## RECORDED DATA
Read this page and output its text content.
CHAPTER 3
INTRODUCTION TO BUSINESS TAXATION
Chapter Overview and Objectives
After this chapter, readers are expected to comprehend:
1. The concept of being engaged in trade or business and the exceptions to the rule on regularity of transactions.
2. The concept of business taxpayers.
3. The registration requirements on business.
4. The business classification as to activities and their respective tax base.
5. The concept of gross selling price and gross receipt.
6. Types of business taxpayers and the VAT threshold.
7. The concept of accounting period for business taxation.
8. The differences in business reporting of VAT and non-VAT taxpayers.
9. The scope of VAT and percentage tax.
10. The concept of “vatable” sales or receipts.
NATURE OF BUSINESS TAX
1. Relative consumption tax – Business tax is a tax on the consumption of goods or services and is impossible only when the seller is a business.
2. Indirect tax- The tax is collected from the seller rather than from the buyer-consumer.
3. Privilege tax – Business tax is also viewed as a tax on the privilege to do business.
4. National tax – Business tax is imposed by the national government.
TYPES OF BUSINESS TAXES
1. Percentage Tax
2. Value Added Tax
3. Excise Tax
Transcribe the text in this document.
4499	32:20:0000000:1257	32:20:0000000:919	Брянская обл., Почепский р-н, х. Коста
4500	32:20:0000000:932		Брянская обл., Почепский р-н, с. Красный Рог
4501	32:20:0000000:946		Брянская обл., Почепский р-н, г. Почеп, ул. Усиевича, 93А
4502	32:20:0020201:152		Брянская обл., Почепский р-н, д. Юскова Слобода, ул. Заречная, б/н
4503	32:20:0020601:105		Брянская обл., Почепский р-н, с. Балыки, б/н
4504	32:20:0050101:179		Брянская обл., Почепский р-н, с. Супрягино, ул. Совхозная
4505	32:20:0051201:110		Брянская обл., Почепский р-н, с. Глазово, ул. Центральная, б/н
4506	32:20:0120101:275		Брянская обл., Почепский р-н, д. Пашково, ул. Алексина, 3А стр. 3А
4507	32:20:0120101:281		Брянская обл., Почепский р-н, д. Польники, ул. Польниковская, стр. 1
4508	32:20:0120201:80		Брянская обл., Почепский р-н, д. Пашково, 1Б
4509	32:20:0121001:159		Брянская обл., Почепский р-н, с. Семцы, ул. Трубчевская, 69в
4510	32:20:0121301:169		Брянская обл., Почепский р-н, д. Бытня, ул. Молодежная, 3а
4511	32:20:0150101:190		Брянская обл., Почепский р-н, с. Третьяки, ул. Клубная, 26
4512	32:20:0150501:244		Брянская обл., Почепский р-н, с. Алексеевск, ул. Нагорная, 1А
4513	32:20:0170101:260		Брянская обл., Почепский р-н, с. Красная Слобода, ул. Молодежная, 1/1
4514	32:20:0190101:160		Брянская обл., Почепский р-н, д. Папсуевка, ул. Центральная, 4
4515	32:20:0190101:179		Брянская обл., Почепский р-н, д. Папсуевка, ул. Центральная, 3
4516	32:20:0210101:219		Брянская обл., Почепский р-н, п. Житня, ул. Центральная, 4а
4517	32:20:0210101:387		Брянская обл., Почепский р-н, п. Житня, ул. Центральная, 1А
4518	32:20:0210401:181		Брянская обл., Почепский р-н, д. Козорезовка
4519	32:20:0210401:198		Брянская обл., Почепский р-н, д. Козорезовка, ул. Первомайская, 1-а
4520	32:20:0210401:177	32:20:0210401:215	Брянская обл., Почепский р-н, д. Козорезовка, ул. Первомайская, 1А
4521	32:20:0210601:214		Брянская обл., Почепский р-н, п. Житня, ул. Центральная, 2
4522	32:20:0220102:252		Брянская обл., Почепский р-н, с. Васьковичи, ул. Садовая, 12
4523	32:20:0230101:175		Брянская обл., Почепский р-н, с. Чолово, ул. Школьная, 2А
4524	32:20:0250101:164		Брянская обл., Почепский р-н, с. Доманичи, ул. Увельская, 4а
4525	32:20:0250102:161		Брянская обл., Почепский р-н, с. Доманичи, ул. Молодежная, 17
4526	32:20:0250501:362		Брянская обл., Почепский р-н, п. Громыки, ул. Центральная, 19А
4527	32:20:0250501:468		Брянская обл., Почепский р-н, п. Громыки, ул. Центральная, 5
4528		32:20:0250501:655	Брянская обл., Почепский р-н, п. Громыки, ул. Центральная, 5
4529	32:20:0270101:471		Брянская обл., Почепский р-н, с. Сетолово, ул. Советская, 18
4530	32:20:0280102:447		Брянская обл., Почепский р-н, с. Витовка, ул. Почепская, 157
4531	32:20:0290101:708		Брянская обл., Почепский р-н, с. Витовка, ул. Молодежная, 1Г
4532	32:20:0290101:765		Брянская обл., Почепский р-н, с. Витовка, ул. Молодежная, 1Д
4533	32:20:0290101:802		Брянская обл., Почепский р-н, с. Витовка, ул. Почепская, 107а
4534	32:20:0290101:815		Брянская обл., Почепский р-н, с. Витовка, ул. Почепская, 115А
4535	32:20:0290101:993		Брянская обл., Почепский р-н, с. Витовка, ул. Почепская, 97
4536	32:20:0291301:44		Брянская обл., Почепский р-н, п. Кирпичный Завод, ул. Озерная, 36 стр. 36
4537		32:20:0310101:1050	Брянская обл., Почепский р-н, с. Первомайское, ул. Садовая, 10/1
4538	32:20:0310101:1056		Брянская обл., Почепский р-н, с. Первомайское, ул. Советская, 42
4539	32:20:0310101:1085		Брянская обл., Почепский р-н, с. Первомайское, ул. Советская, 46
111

## EXERCISE DIRECTIONS
Copy all the lines above that hold the string "seller".

## SOLUTION FOR THIS TASK
1. Relative consumption tax – Business tax is a tax on the consumption of goods or services and is impossible only when the seller is a business.
2. Indirect tax- The tax is collected from the seller rather than from the buyer-consumer.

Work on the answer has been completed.